● **WORK REQUIRED**
Quote all of the data below exactly, please.

□ □ □

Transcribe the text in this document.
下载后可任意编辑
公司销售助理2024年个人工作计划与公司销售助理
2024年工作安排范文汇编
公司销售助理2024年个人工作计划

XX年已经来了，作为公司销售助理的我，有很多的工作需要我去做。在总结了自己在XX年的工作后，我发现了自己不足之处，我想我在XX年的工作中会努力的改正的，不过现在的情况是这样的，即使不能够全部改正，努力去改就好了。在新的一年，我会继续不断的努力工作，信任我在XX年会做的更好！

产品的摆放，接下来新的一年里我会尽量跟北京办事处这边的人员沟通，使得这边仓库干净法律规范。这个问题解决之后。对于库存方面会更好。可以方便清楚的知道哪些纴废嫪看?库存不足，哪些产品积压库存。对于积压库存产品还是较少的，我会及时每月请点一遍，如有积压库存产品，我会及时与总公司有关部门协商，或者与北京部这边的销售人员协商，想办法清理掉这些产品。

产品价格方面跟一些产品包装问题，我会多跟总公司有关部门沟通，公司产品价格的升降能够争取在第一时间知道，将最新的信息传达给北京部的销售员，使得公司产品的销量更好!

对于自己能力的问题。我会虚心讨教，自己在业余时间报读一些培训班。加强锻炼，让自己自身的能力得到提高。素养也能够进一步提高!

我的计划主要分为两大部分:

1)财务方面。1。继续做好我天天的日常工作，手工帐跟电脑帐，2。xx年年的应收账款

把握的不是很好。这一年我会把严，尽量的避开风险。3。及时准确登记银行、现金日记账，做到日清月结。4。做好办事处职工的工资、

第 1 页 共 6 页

□ □ □

● **TASK SOLUTION**
Transcribe the text in this document.
下载后可任意编辑
公司销售助理2024年个人工作计划与公司销售助理
2024年工作安排范文汇编
公司销售助理2024年个人工作计划

XX年已经来了，作为公司销售助理的我，有很多的工作需要我去做。在总结了自己在XX年的工作后，我发现了自己不足之处，我想我在XX年的工作中会努力的改正的，不过现在的情况是这样的，即使不能够全部改正，努力去改就好了。在新的一年，我会继续不断的努力工作，信任我在XX年会做的更好！

产品的摆放，接下来新的一年里我会尽量跟北京办事处这边的人员沟通，使得这边仓库干净法律规范。这个问题解决之后。对于库存方面会更好。可以方便清楚的知道哪些纴废嫪看?库存不足，哪些产品积压库存。对于积压库存产品还是较少的，我会及时每月请点一遍，如有积压库存产品，我会及时与总公司有关部门协商，或者与北京部这边的销售人员协商，想办法清理掉这些产品。

产品价格方面跟一些产品包装问题，我会多跟总公司有关部门沟通，公司产品价格的升降能够争取在第一时间知道，将最新的信息传达给北京部的销售员，使得公司产品的销量更好!

对于自己能力的问题。我会虚心讨教，自己在业余时间报读一些培训班。加强锻炼，让自己自身的能力得到提高。素养也能够进一步提高!

我的计划主要分为两大部分:

1)财务方面。1。继续做好我天天的日常工作，手工帐跟电脑帐，2。xx年年的应收账款

把握的不是很好。这一年我会把严，尽量的避开风险。3。及时准确登记银行、现金日记账，做到日清月结。4。做好办事处职工的工资、

第 1 页 共 6 页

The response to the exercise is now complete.